### RECORD LIST
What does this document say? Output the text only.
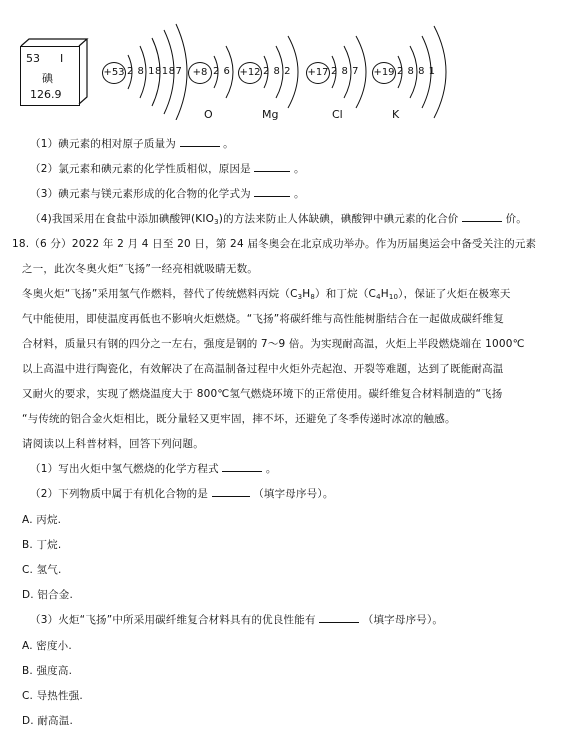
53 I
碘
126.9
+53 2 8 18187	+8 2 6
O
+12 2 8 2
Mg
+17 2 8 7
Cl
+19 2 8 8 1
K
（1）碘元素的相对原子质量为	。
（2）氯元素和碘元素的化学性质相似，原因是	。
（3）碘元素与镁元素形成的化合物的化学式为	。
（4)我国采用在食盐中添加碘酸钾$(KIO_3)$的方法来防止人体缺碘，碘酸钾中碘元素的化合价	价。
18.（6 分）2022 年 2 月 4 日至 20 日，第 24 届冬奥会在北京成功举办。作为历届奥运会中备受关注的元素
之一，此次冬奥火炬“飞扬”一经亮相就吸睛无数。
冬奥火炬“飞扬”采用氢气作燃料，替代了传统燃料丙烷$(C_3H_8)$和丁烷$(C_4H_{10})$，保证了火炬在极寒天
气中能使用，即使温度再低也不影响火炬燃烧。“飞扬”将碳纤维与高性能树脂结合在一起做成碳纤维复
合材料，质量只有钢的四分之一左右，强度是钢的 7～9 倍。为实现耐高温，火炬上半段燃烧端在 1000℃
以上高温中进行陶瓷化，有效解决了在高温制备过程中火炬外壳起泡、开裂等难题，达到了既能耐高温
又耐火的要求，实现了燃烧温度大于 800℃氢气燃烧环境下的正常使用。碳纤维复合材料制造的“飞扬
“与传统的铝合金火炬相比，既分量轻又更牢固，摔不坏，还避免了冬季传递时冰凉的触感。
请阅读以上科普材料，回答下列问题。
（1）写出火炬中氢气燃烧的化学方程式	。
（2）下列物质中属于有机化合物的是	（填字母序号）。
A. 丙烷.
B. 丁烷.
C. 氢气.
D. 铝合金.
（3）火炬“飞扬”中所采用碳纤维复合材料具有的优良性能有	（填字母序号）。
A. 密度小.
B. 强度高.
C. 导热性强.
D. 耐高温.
...
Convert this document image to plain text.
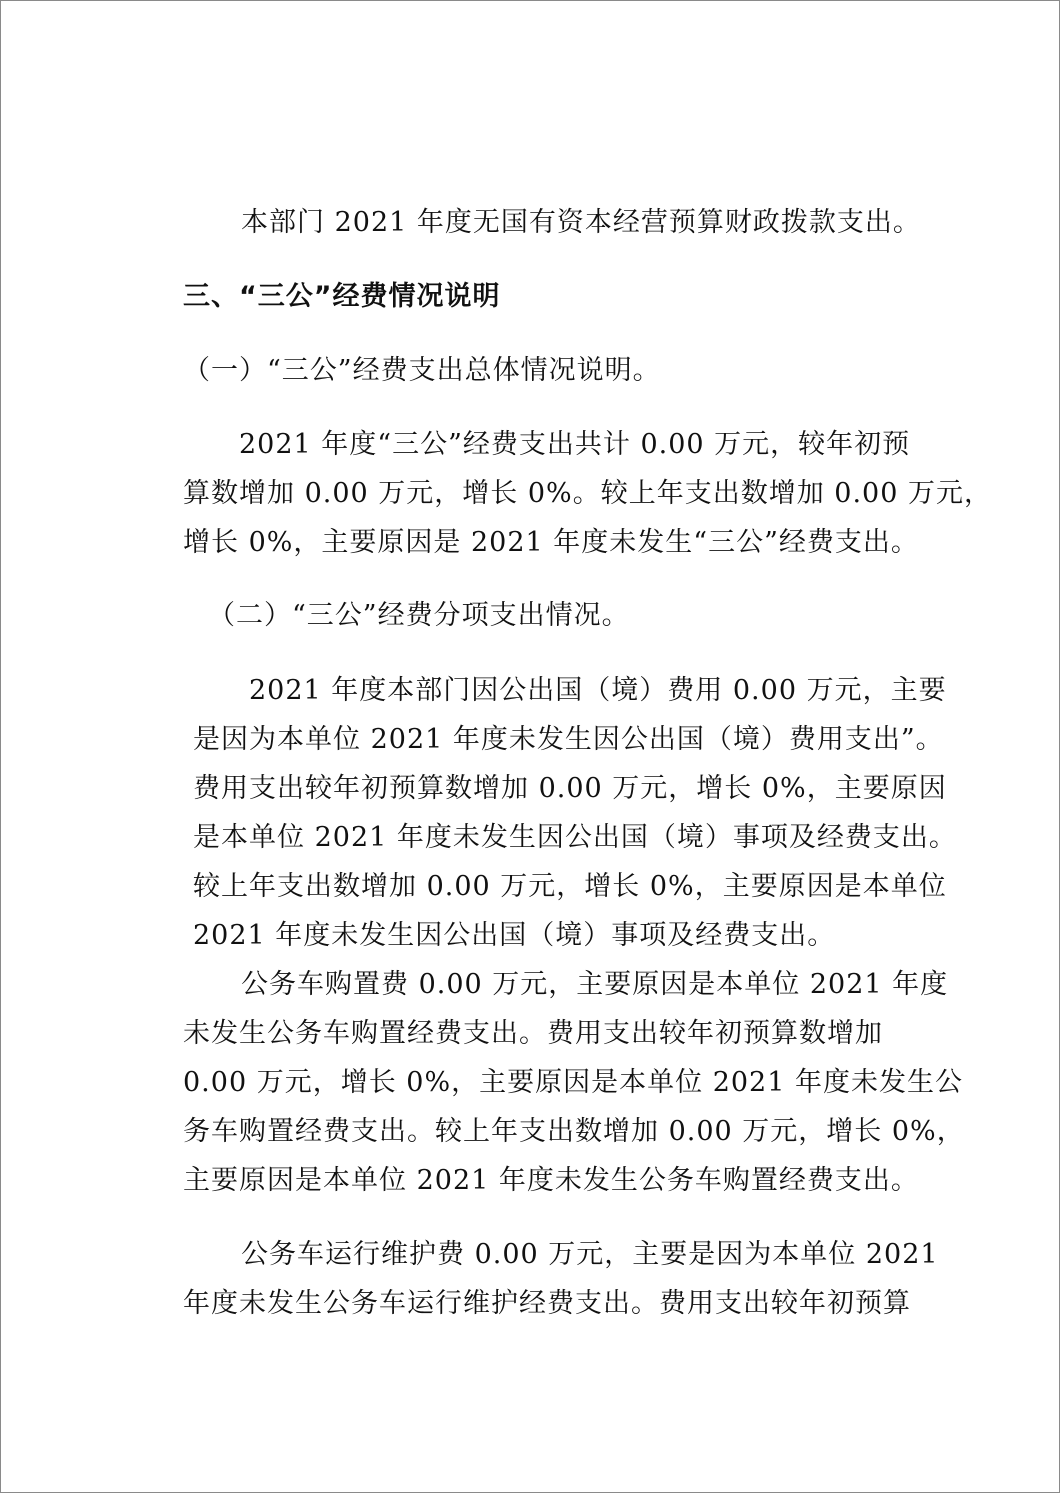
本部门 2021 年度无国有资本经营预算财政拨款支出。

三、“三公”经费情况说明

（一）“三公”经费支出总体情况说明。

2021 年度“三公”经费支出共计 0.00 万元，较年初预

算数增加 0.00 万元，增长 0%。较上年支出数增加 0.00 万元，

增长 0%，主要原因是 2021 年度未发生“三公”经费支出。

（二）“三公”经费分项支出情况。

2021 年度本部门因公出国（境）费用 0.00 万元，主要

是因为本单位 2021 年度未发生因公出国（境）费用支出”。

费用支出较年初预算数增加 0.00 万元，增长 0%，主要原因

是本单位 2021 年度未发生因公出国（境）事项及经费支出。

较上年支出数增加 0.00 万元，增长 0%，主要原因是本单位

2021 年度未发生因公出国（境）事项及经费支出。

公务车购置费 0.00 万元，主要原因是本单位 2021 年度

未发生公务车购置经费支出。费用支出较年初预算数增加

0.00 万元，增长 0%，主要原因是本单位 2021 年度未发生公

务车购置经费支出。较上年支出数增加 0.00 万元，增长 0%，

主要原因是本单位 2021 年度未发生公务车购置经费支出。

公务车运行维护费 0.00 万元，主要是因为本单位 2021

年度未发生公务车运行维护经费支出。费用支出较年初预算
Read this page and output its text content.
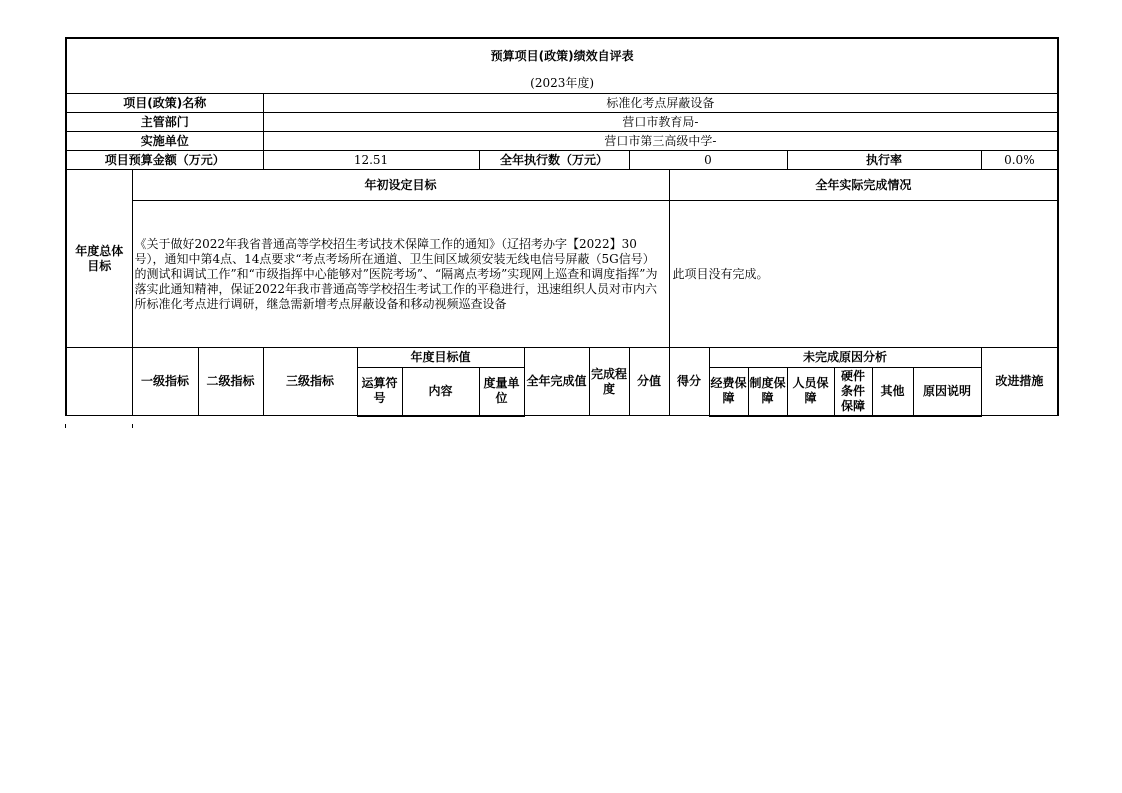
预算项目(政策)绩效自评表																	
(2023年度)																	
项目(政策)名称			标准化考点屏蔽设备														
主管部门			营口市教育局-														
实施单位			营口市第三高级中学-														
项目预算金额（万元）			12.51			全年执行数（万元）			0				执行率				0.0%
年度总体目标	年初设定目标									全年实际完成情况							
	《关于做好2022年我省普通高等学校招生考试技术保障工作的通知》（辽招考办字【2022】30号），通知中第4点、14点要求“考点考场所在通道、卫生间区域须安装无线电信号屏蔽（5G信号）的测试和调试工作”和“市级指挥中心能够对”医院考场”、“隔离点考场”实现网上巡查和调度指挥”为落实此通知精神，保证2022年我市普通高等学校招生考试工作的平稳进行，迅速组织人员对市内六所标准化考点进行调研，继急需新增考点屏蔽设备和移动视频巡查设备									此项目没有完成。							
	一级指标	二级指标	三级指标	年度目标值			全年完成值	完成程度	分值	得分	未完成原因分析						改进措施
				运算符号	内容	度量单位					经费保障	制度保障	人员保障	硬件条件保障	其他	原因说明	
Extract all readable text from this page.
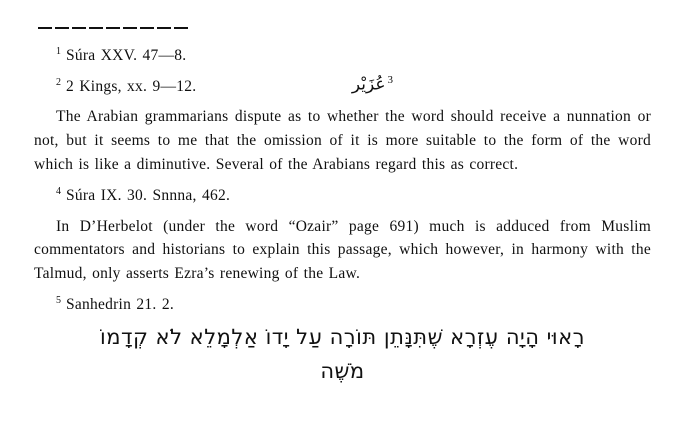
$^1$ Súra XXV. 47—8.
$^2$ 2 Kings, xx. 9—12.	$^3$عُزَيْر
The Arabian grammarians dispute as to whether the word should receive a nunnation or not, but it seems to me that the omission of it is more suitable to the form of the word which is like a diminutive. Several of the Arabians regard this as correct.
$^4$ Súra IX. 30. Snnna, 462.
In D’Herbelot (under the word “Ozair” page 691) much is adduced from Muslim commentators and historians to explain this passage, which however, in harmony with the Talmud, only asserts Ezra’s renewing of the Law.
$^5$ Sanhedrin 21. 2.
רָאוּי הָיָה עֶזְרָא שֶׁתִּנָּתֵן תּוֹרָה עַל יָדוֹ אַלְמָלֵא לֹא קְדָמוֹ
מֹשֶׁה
...
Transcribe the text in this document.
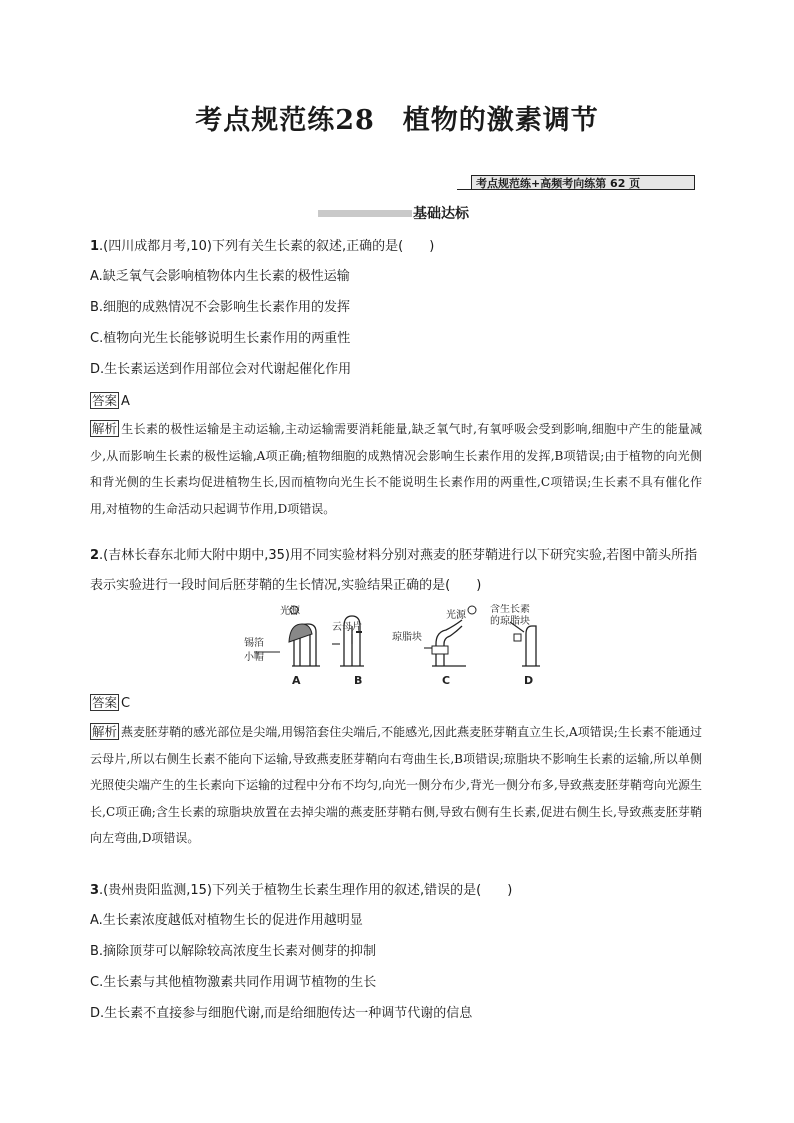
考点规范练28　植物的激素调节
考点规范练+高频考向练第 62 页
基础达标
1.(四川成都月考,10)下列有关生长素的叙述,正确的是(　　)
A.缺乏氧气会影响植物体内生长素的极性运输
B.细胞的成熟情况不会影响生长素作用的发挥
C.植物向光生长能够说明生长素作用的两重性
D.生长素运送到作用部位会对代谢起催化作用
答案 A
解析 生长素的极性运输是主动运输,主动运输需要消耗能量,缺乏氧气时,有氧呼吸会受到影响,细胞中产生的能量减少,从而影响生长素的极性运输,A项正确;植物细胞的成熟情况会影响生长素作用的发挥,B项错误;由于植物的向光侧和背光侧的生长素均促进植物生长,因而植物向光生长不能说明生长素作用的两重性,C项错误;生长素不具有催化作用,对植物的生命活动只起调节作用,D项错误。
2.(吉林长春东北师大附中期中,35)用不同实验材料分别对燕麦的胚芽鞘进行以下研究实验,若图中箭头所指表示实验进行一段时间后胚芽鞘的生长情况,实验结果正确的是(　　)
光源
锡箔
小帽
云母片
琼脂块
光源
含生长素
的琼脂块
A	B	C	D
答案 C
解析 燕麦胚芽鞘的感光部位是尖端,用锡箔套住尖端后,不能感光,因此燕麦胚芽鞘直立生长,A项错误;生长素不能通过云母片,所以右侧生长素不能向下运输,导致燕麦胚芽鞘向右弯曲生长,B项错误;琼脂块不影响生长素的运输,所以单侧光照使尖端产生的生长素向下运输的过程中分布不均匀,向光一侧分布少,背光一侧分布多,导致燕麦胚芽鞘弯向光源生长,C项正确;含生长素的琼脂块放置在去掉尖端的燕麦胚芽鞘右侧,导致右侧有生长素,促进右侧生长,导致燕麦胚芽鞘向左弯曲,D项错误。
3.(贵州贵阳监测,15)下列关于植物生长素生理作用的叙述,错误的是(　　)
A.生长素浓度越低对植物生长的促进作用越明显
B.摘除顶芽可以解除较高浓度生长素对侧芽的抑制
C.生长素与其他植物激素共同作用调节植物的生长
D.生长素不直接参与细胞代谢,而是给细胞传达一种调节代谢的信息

### WHAT IS EXPECTED
From the entries above, list each line with "which" in it.

### TASK OUTPUT
The Arabian grammarians dispute as to whether the word should receive a nunnation or not, but it seems to me that the omission of it is more suitable to the form of the word which is like a diminutive. Several of the Arabians regard this as correct.
In D’Herbelot (under the word “Ozair” page 691) much is adduced from Muslim commentators and historians to explain this passage, which however, in harmony with the Talmud, only asserts Ezra’s renewing of the Law.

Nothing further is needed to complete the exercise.